- _Exercise prompt_: From the data that follows, report how many lines hold the string "EIENDOM", giving only the number.

---+---

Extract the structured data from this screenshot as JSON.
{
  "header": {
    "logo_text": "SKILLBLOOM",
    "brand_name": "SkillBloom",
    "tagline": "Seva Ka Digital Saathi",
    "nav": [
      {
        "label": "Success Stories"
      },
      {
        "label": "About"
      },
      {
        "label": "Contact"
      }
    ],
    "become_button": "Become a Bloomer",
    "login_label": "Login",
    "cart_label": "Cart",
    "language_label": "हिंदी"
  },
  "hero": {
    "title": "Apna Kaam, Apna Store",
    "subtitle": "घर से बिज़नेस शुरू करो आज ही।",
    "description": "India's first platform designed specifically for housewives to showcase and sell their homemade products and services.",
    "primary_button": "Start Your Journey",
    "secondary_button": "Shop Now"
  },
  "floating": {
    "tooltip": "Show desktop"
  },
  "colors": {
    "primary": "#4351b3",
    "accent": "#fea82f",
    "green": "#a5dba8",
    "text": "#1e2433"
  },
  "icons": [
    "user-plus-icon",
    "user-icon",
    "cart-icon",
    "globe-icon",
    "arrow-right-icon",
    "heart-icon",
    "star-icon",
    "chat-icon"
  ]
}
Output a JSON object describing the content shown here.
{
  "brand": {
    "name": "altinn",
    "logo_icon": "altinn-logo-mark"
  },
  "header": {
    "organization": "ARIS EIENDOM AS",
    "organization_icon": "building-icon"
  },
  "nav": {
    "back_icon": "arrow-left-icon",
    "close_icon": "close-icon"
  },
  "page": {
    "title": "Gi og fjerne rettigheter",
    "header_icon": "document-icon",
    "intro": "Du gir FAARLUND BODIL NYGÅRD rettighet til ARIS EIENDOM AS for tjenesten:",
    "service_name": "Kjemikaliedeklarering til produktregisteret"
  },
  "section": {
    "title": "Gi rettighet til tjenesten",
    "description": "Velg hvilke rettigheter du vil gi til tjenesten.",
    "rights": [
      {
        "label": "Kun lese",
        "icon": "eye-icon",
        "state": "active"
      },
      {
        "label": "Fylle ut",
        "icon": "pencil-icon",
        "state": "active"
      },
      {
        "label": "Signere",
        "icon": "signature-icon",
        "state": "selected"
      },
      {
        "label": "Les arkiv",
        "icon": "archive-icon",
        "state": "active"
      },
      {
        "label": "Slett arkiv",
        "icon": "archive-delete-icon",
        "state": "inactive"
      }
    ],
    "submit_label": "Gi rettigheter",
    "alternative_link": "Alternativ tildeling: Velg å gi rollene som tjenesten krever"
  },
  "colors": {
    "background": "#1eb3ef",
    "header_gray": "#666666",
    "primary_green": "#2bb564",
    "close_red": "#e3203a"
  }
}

---+---

- _Exercise output_: 2